------ DATA SHOWN ------
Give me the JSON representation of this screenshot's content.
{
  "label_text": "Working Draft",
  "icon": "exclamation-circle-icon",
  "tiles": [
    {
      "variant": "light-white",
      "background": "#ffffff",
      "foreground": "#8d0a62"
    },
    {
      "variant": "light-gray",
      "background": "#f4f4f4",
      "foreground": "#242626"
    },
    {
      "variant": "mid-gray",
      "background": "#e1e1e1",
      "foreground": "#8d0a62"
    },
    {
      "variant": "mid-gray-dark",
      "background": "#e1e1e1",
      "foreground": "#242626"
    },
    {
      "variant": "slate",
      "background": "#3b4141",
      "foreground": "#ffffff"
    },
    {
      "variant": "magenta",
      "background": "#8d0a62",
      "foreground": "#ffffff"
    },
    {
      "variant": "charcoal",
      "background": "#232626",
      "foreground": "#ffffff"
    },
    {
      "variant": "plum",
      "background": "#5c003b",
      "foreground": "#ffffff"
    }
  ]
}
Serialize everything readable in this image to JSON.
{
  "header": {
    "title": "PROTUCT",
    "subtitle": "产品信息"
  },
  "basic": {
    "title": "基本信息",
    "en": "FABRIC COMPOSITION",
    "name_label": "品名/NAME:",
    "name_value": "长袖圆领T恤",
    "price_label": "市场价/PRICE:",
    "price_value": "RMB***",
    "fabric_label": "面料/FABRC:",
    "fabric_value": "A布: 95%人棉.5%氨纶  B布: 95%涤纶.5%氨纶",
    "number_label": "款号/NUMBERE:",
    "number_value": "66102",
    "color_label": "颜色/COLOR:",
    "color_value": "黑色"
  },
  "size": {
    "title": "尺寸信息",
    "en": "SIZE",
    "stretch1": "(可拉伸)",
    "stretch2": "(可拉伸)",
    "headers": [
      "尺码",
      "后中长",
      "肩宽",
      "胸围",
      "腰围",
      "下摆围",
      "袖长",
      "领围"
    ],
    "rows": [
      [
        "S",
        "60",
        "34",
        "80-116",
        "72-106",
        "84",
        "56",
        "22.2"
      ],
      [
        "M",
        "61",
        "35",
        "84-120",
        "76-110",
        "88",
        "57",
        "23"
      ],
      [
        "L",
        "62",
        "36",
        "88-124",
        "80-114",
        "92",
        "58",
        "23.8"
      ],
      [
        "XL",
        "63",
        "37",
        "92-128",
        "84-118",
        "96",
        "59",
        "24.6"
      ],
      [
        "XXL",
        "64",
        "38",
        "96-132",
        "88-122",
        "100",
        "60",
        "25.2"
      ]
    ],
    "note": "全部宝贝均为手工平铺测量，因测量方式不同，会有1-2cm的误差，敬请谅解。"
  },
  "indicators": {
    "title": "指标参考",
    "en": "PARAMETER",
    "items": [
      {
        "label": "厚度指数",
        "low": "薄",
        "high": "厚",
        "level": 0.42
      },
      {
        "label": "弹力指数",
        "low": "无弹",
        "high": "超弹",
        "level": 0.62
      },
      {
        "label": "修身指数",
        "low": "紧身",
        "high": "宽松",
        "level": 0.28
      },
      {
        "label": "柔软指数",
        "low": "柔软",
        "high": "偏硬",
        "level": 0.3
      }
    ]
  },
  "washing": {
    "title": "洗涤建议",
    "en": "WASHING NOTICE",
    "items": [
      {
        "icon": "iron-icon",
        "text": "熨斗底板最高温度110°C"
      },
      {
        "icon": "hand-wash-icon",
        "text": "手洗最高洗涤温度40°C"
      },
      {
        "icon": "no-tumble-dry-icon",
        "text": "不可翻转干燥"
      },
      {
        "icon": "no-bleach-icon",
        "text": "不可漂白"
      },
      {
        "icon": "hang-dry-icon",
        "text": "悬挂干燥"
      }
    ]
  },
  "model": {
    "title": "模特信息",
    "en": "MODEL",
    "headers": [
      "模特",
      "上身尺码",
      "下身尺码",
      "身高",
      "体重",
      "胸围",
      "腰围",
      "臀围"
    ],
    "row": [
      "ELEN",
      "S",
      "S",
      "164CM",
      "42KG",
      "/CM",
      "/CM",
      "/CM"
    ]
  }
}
------
Extract each entry in full and write it down exactly.

FULL RESPONSE:
Give me the JSON representation of this screenshot's content.
{
  "label_text": "Working Draft",
  "icon": "exclamation-circle-icon",
  "tiles": [
    {
      "variant": "light-white",
      "background": "#ffffff",
      "foreground": "#8d0a62"
    },
    {
      "variant": "light-gray",
      "background": "#f4f4f4",
      "foreground": "#242626"
    },
    {
      "variant": "mid-gray",
      "background": "#e1e1e1",
      "foreground": "#8d0a62"
    },
    {
      "variant": "mid-gray-dark",
      "background": "#e1e1e1",
      "foreground": "#242626"
    },
    {
      "variant": "slate",
      "background": "#3b4141",
      "foreground": "#ffffff"
    },
    {
      "variant": "magenta",
      "background": "#8d0a62",
      "foreground": "#ffffff"
    },
    {
      "variant": "charcoal",
      "background": "#232626",
      "foreground": "#ffffff"
    },
    {
      "variant": "plum",
      "background": "#5c003b",
      "foreground": "#ffffff"
    }
  ]
}
Serialize everything readable in this image to JSON.
{
  "header": {
    "title": "PROTUCT",
    "subtitle": "产品信息"
  },
  "basic": {
    "title": "基本信息",
    "en": "FABRIC COMPOSITION",
    "name_label": "品名/NAME:",
    "name_value": "长袖圆领T恤",
    "price_label": "市场价/PRICE:",
    "price_value": "RMB***",
    "fabric_label": "面料/FABRC:",
    "fabric_value": "A布: 95%人棉.5%氨纶  B布: 95%涤纶.5%氨纶",
    "number_label": "款号/NUMBERE:",
    "number_value": "66102",
    "color_label": "颜色/COLOR:",
    "color_value": "黑色"
  },
  "size": {
    "title": "尺寸信息",
    "en": "SIZE",
    "stretch1": "(可拉伸)",
    "stretch2": "(可拉伸)",
    "headers": [
      "尺码",
      "后中长",
      "肩宽",
      "胸围",
      "腰围",
      "下摆围",
      "袖长",
      "领围"
    ],
    "rows": [
      [
        "S",
        "60",
        "34",
        "80-116",
        "72-106",
        "84",
        "56",
        "22.2"
      ],
      [
        "M",
        "61",
        "35",
        "84-120",
        "76-110",
        "88",
        "57",
        "23"
      ],
      [
        "L",
        "62",
        "36",
        "88-124",
        "80-114",
        "92",
        "58",
        "23.8"
      ],
      [
        "XL",
        "63",
        "37",
        "92-128",
        "84-118",
        "96",
        "59",
        "24.6"
      ],
      [
        "XXL",
        "64",
        "38",
        "96-132",
        "88-122",
        "100",
        "60",
        "25.2"
      ]
    ],
    "note": "全部宝贝均为手工平铺测量，因测量方式不同，会有1-2cm的误差，敬请谅解。"
  },
  "indicators": {
    "title": "指标参考",
    "en": "PARAMETER",
    "items": [
      {
        "label": "厚度指数",
        "low": "薄",
        "high": "厚",
        "level": 0.42
      },
      {
        "label": "弹力指数",
        "low": "无弹",
        "high": "超弹",
        "level": 0.62
      },
      {
        "label": "修身指数",
        "low": "紧身",
        "high": "宽松",
        "level": 0.28
      },
      {
        "label": "柔软指数",
        "low": "柔软",
        "high": "偏硬",
        "level": 0.3
      }
    ]
  },
  "washing": {
    "title": "洗涤建议",
    "en": "WASHING NOTICE",
    "items": [
      {
        "icon": "iron-icon",
        "text": "熨斗底板最高温度110°C"
      },
      {
        "icon": "hand-wash-icon",
        "text": "手洗最高洗涤温度40°C"
      },
      {
        "icon": "no-tumble-dry-icon",
        "text": "不可翻转干燥"
      },
      {
        "icon": "no-bleach-icon",
        "text": "不可漂白"
      },
      {
        "icon": "hang-dry-icon",
        "text": "悬挂干燥"
      }
    ]
  },
  "model": {
    "title": "模特信息",
    "en": "MODEL",
    "headers": [
      "模特",
      "上身尺码",
      "下身尺码",
      "身高",
      "体重",
      "胸围",
      "腰围",
      "臀围"
    ],
    "row": [
      "ELEN",
      "S",
      "S",
      "164CM",
      "42KG",
      "/CM",
      "/CM",
      "/CM"
    ]
  }
}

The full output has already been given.